WHAT IS ASKED: Note each line where "than" appears, and copy it.

Saved entries:
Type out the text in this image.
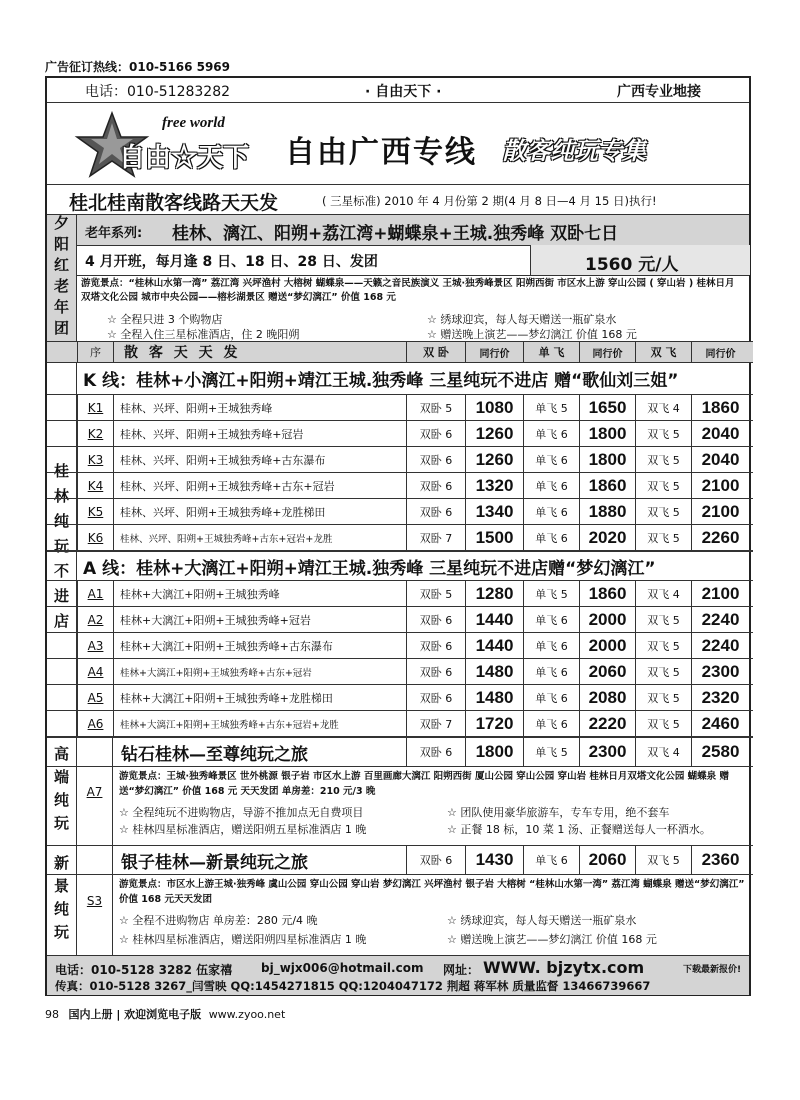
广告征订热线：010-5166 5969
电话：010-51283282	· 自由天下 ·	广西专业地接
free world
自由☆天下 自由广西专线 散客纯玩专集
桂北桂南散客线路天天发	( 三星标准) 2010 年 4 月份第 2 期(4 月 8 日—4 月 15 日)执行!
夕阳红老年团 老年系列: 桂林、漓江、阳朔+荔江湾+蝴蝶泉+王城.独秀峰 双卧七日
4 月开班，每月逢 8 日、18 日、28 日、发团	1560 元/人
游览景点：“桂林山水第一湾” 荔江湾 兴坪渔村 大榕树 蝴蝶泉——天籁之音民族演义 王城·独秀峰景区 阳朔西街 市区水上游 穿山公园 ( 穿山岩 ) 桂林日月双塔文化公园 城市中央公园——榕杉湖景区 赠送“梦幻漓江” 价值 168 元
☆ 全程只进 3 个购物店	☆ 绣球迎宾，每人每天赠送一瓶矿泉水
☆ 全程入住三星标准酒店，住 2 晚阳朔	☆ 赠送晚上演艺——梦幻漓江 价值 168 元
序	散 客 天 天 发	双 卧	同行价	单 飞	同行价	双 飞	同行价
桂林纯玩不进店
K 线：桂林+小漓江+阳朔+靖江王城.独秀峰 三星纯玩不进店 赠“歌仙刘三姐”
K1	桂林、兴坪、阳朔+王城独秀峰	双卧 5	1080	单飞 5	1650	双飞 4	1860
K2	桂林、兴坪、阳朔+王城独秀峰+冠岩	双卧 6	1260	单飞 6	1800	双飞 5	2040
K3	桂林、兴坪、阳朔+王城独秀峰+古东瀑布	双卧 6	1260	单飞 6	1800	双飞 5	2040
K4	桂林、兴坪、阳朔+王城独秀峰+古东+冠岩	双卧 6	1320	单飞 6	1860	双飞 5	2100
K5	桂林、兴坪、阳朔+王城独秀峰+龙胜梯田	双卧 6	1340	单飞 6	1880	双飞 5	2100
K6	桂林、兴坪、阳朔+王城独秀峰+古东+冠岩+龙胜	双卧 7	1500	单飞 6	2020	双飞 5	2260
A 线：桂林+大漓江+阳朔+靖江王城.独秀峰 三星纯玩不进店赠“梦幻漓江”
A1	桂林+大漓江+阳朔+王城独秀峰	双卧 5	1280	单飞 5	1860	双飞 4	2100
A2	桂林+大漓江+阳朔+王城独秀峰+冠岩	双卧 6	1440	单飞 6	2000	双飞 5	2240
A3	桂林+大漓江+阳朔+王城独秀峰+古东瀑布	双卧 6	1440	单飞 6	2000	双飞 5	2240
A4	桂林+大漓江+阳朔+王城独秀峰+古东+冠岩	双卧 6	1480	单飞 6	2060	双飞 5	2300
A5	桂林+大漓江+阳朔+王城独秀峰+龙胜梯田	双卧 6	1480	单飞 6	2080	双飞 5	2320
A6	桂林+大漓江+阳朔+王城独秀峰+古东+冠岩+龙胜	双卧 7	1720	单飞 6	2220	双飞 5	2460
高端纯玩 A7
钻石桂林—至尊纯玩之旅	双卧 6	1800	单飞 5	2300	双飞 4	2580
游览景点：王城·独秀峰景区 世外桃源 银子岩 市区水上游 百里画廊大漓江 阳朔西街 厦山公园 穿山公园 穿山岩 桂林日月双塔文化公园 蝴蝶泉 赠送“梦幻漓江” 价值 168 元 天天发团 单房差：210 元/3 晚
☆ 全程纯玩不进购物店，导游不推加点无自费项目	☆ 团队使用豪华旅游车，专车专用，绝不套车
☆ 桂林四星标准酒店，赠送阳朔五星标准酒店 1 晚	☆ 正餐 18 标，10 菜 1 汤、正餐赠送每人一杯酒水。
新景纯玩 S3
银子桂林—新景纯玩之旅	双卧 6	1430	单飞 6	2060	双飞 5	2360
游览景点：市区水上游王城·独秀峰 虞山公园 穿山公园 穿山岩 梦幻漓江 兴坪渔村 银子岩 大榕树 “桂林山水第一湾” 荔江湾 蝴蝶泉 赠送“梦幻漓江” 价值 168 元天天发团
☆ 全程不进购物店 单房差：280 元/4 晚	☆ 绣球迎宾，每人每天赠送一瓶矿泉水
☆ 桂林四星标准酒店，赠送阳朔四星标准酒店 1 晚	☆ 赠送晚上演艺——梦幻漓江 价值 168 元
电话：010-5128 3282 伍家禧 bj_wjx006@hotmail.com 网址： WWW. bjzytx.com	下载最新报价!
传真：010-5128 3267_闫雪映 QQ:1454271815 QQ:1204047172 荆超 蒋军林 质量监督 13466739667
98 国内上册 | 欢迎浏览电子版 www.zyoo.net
==
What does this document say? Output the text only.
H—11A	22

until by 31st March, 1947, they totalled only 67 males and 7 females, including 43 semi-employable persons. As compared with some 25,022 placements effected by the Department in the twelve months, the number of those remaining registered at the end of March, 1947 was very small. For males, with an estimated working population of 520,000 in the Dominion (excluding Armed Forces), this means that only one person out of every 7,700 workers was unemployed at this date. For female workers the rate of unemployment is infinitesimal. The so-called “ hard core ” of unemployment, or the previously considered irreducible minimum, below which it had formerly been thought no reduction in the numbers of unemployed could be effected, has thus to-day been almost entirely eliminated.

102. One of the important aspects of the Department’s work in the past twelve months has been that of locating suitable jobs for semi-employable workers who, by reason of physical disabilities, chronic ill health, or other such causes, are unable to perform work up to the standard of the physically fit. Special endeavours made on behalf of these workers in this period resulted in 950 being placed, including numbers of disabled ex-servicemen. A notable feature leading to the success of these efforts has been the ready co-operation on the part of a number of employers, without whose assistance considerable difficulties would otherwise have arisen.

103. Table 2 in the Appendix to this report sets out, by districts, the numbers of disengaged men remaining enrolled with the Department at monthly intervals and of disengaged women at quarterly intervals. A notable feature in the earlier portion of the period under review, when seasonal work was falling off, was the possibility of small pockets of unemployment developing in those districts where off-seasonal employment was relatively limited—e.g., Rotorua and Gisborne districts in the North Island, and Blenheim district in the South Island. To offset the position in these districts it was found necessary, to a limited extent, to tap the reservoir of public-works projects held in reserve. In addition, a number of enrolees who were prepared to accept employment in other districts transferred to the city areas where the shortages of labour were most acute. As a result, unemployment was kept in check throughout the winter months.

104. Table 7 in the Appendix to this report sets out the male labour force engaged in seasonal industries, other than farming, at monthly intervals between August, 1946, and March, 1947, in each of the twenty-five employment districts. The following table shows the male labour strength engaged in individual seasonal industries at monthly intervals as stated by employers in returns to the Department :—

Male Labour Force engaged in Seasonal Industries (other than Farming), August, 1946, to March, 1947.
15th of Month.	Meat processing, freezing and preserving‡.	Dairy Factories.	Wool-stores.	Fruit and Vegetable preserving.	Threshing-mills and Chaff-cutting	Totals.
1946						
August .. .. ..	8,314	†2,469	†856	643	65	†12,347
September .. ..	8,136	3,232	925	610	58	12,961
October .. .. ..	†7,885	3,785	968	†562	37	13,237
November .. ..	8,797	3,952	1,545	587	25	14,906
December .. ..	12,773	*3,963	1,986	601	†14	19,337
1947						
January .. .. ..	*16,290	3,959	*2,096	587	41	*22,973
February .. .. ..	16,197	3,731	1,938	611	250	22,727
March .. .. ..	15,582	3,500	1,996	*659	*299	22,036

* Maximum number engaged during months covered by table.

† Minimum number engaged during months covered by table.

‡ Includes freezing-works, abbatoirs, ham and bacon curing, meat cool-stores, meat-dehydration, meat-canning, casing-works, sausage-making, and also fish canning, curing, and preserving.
==
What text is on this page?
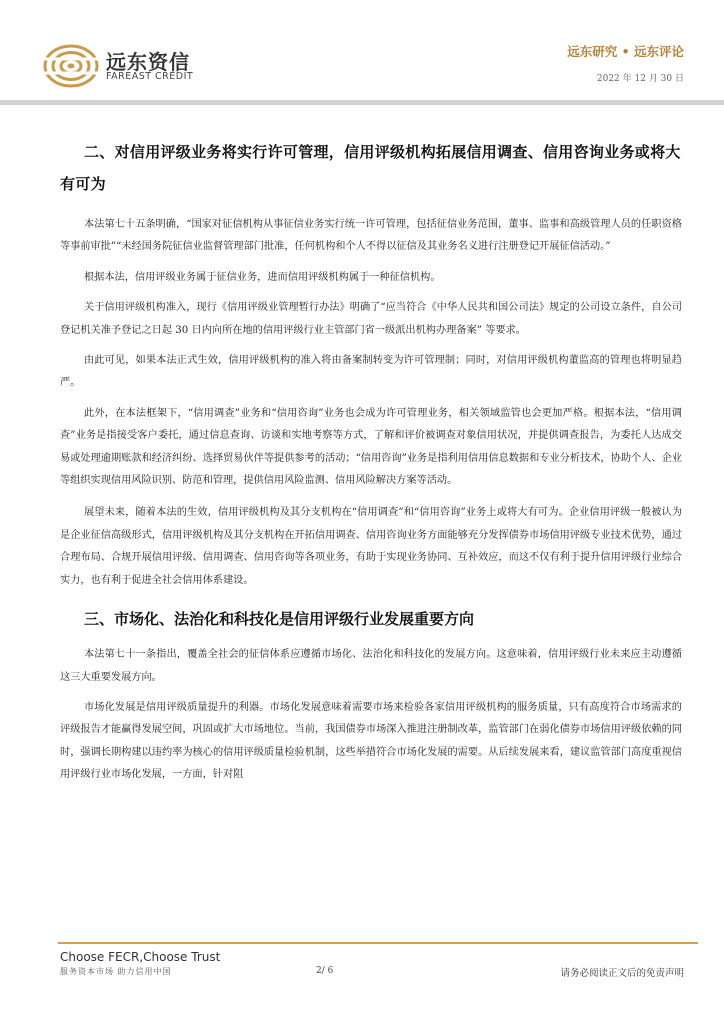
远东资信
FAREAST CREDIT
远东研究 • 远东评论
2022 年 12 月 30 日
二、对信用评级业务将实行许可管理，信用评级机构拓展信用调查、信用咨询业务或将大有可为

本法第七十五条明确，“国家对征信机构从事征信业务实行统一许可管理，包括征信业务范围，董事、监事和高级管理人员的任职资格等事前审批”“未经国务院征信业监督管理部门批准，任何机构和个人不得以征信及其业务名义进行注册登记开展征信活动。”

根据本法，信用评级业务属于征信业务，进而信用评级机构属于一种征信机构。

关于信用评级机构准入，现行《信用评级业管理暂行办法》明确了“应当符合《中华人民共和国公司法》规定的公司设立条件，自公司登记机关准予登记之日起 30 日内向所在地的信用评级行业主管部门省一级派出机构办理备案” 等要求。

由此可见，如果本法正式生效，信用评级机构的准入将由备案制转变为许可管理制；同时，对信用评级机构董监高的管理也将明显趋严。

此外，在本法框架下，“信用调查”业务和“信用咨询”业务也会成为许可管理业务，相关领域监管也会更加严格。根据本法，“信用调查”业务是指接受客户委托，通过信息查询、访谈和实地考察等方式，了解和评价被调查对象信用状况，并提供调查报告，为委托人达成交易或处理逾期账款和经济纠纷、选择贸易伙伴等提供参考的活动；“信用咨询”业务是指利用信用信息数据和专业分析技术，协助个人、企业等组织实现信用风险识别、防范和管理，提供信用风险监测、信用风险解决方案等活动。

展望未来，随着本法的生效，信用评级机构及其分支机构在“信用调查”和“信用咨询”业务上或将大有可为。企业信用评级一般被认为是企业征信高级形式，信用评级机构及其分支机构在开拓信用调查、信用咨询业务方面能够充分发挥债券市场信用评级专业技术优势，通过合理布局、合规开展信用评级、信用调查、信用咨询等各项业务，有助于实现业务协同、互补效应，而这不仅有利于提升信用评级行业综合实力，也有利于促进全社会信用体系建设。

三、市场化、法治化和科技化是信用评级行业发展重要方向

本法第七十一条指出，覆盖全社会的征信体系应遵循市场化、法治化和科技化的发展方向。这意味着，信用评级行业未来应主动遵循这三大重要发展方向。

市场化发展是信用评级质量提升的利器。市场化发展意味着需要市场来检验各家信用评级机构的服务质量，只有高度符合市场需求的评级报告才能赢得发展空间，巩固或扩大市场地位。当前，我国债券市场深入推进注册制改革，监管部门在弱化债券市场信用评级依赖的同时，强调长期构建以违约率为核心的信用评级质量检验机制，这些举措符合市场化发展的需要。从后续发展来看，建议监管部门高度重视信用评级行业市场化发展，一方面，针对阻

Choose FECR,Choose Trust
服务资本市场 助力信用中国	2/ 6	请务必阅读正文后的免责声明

EXERCISE RESULT:
104. Table 7 in the Appendix to this report sets out the male labour force engaged in seasonal industries, other than farming, at monthly intervals between August, 1946, and March, 1947, in each of the twenty-five employment districts. The following table shows the male labour strength engaged in individual seasonal industries at monthly intervals as stated by employers in returns to the Department :—
Male Labour Force engaged in Seasonal Industries (other than Farming), August, 1946, to March, 1947.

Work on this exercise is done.